(Given request)
From the entries below, gather every line containing the string "Values".

(Supplied records)

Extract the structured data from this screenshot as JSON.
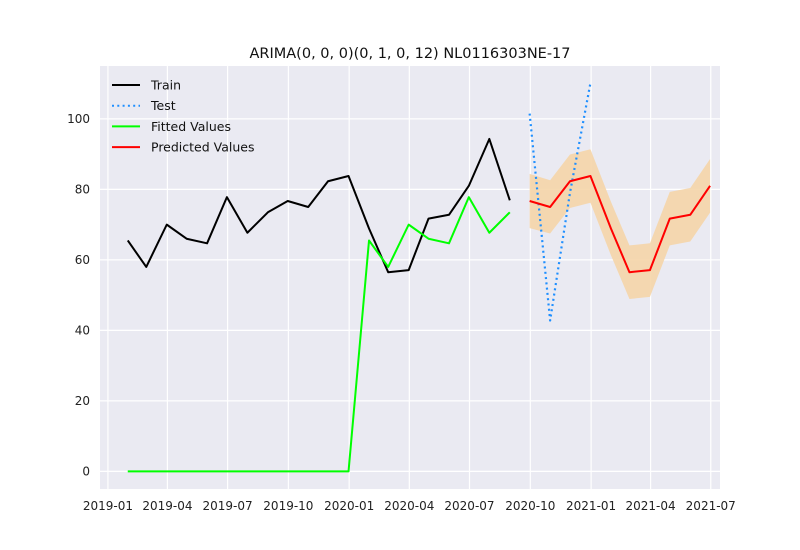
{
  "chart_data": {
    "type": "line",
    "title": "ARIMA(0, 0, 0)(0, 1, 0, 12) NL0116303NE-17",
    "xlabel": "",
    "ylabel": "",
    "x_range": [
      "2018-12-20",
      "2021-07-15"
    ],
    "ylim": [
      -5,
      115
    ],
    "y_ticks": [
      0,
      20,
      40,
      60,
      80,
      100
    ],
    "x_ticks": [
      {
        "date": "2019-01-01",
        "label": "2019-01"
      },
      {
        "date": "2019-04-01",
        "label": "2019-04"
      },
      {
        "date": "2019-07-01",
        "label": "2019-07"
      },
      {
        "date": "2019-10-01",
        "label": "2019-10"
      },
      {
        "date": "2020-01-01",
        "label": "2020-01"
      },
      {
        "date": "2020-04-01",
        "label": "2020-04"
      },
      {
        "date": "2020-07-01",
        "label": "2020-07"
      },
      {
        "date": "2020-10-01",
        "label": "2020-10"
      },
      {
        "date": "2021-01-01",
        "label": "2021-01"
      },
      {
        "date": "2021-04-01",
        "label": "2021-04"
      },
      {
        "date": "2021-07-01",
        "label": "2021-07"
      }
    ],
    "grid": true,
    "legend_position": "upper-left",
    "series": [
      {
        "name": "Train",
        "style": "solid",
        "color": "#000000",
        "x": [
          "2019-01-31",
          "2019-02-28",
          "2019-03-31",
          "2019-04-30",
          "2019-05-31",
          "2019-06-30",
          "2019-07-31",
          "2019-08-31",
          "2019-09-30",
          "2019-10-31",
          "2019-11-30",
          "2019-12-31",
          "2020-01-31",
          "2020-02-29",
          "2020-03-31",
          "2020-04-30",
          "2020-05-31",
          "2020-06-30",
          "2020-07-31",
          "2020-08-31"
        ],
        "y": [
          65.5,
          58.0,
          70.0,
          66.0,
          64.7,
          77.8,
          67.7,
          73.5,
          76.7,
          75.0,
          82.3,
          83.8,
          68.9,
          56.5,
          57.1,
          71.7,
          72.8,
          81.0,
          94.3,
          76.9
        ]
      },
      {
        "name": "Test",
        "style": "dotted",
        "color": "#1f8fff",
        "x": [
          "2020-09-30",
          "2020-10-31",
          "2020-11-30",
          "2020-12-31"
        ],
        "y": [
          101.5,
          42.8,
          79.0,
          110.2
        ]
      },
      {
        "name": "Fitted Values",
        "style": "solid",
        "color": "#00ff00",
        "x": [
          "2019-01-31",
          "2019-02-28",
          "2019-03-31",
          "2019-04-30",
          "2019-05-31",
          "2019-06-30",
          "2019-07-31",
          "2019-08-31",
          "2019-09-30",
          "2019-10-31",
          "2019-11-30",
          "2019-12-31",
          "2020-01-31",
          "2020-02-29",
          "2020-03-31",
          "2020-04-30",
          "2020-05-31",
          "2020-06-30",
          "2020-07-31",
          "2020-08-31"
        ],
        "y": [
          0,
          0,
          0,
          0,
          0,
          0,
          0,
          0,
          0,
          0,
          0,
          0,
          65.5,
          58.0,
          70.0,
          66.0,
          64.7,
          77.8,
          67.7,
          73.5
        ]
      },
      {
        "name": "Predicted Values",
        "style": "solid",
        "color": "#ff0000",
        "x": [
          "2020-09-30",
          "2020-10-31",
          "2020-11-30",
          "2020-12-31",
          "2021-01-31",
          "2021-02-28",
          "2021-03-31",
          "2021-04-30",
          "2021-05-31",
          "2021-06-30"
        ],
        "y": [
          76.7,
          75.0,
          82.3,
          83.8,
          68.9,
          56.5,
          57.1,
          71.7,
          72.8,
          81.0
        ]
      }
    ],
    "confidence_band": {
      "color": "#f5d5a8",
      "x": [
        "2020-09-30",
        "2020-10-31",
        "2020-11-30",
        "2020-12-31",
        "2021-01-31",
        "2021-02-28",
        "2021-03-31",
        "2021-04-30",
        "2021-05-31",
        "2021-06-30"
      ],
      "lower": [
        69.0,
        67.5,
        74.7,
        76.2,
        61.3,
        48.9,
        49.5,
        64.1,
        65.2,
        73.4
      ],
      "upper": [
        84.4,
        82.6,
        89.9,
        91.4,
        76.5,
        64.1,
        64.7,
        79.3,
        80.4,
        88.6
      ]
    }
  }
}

--

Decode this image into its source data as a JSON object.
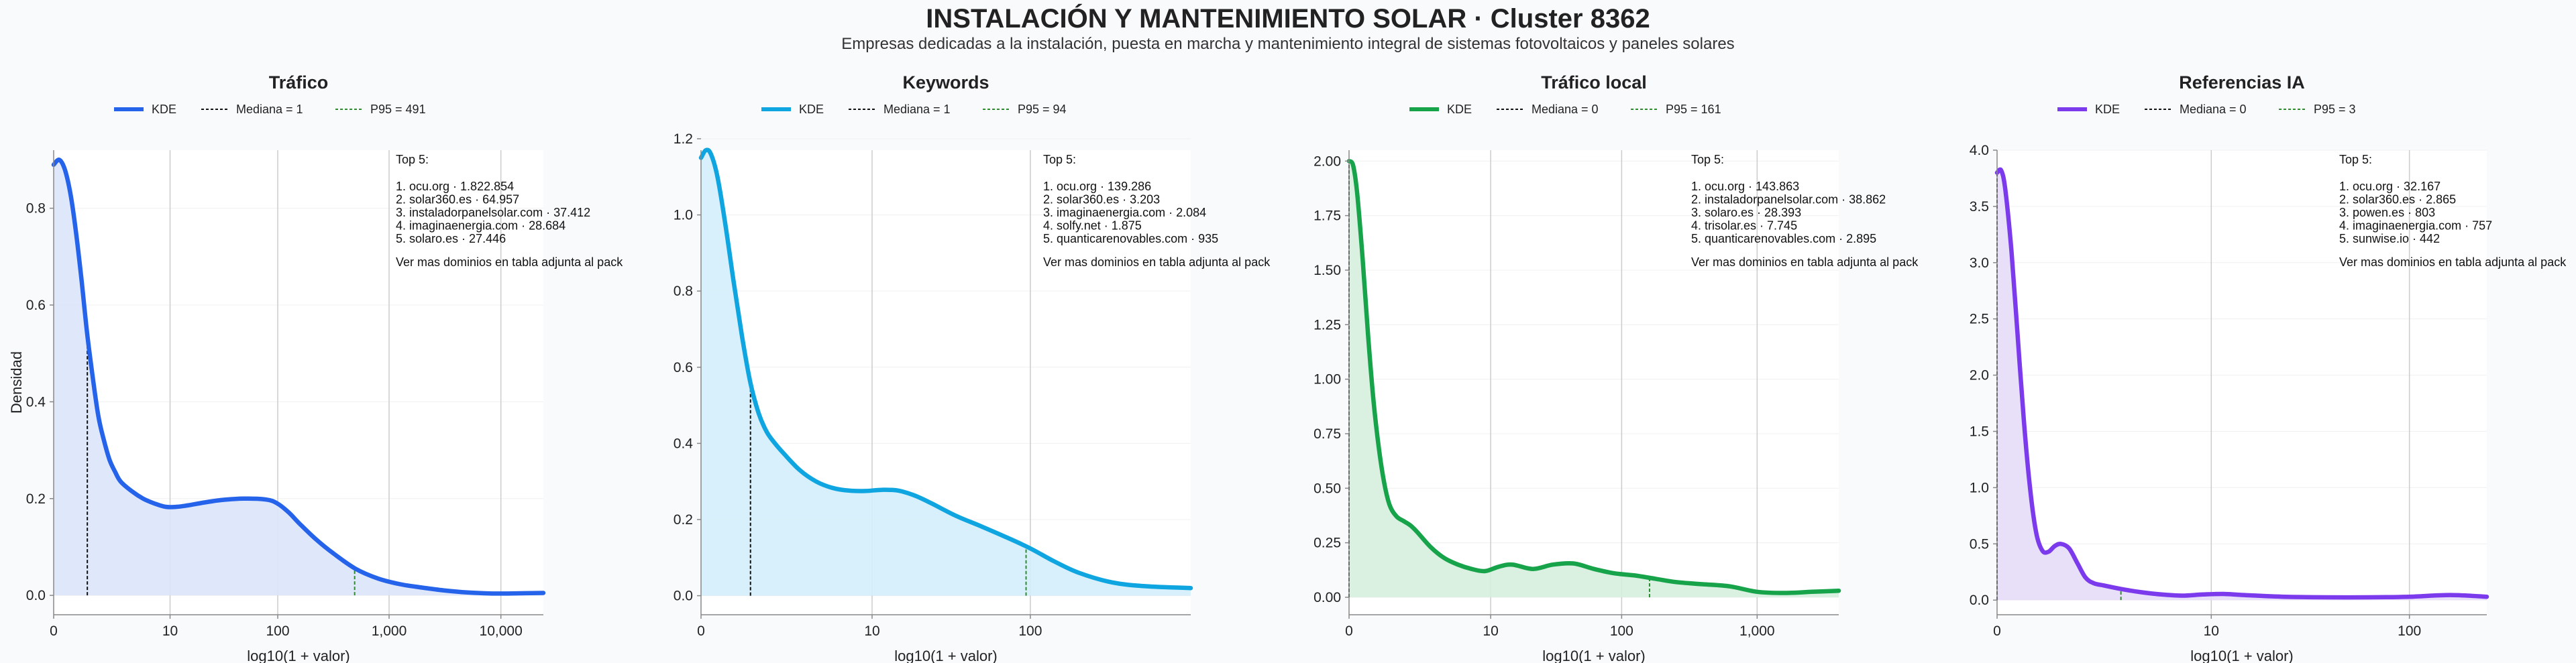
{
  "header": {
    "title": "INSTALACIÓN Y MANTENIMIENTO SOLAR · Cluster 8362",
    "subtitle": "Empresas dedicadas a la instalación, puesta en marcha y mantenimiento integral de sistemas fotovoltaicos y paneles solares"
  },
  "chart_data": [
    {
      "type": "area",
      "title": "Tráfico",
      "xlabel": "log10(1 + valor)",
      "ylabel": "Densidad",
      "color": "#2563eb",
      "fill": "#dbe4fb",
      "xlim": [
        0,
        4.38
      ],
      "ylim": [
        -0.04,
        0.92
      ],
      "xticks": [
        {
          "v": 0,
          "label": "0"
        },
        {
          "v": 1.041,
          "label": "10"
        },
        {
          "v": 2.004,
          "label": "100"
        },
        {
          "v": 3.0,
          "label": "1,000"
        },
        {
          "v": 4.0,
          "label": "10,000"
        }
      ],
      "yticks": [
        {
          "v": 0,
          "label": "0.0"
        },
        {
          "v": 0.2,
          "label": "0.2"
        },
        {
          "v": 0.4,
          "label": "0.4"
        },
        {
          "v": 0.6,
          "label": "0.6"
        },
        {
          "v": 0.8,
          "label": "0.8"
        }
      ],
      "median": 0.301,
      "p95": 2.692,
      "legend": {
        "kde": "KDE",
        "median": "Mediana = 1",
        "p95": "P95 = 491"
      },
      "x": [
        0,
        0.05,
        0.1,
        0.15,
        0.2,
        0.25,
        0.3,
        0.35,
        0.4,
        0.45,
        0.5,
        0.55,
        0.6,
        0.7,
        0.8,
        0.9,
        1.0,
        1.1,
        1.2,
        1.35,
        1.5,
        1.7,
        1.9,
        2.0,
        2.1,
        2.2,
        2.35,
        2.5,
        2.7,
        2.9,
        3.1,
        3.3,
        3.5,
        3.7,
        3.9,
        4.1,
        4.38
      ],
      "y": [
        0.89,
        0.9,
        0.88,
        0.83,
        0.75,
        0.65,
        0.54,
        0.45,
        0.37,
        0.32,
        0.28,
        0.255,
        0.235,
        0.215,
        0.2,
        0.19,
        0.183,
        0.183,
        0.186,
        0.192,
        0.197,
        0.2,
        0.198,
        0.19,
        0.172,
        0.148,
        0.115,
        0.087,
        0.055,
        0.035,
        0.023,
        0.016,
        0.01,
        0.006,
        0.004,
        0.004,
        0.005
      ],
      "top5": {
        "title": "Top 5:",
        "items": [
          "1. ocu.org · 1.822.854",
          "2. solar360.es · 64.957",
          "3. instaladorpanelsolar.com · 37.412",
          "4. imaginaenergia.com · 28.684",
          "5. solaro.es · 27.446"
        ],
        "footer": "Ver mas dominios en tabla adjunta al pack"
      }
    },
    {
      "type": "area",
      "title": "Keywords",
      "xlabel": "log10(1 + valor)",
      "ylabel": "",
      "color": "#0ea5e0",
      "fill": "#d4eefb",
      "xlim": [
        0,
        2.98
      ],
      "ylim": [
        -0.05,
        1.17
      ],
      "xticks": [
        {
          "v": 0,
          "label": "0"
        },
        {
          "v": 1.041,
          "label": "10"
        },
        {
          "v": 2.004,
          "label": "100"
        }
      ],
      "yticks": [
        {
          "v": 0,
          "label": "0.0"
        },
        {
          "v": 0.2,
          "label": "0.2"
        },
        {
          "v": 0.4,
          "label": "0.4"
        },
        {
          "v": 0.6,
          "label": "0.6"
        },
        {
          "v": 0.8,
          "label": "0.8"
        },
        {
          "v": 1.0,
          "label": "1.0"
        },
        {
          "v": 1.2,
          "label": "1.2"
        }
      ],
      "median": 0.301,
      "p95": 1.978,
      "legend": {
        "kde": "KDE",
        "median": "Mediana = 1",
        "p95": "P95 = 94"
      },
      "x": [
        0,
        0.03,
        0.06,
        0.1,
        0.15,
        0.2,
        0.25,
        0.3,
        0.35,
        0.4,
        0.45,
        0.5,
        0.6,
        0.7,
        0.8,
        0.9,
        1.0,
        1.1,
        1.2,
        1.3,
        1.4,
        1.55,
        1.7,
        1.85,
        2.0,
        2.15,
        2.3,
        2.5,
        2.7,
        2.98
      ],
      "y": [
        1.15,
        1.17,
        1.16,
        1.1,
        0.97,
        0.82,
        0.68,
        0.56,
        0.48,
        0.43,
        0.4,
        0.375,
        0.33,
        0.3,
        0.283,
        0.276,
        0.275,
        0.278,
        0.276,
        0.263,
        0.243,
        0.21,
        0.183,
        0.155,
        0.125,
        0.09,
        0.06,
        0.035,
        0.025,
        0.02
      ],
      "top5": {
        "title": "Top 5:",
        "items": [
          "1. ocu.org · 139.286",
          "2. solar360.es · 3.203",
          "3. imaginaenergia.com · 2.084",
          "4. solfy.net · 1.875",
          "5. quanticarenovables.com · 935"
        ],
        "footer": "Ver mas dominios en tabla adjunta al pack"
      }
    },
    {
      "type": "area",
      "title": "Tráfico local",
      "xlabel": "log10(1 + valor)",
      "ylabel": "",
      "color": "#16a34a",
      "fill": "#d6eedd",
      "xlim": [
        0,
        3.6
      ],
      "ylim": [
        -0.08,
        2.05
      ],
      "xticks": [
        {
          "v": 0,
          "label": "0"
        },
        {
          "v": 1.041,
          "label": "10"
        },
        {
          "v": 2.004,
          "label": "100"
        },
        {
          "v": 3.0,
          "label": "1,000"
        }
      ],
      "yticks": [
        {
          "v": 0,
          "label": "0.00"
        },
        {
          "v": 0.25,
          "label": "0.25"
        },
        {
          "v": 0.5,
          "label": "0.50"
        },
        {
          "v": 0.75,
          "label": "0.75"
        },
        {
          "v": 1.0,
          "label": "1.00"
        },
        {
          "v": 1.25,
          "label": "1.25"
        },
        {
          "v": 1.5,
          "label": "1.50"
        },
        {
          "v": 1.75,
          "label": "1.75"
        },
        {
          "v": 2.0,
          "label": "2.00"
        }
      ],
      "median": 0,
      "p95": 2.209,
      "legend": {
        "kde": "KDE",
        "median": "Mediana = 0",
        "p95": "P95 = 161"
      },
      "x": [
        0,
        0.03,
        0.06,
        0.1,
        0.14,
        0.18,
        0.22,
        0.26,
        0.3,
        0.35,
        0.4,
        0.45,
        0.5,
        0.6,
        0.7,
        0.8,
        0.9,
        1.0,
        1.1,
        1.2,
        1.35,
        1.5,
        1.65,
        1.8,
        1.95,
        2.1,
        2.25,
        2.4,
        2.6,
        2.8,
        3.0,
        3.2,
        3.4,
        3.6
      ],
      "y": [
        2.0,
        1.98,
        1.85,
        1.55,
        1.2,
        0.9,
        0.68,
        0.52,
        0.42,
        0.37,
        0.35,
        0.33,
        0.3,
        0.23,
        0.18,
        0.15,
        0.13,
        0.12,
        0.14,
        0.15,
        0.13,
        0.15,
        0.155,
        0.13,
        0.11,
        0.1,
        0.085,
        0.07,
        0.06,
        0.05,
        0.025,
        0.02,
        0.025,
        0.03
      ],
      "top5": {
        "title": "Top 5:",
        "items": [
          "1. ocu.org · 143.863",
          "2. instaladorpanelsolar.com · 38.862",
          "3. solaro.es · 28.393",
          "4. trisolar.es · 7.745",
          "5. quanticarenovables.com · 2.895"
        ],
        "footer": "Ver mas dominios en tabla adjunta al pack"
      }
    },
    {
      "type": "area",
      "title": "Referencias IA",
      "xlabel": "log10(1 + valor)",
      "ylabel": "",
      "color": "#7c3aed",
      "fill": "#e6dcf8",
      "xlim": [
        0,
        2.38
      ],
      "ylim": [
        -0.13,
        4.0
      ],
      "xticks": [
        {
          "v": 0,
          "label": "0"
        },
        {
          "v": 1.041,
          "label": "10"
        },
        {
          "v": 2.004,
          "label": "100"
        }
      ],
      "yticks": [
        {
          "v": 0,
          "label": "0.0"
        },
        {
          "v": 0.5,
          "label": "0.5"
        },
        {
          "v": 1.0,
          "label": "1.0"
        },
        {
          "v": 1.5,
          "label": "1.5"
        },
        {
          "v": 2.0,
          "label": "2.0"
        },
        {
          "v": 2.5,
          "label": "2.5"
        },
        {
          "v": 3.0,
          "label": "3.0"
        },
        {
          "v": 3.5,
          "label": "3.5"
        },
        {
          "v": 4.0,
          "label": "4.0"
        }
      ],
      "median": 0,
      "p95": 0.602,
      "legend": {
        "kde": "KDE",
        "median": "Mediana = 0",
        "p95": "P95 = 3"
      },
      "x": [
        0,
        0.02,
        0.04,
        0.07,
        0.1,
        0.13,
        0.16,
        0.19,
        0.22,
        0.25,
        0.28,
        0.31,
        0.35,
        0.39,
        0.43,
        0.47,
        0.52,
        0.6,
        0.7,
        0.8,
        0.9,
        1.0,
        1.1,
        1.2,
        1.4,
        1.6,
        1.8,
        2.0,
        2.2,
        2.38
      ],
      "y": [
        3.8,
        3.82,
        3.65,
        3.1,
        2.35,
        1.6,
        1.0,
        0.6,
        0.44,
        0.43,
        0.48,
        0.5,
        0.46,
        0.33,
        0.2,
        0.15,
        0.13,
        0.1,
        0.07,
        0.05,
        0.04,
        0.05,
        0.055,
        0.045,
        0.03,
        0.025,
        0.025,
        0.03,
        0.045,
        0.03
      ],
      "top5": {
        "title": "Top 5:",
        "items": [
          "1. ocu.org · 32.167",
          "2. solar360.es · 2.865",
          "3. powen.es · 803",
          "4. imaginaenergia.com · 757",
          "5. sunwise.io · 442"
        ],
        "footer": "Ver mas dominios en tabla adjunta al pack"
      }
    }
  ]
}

(Exercise response)
        "name": "Fitted Values",
        "name": "Predicted Values",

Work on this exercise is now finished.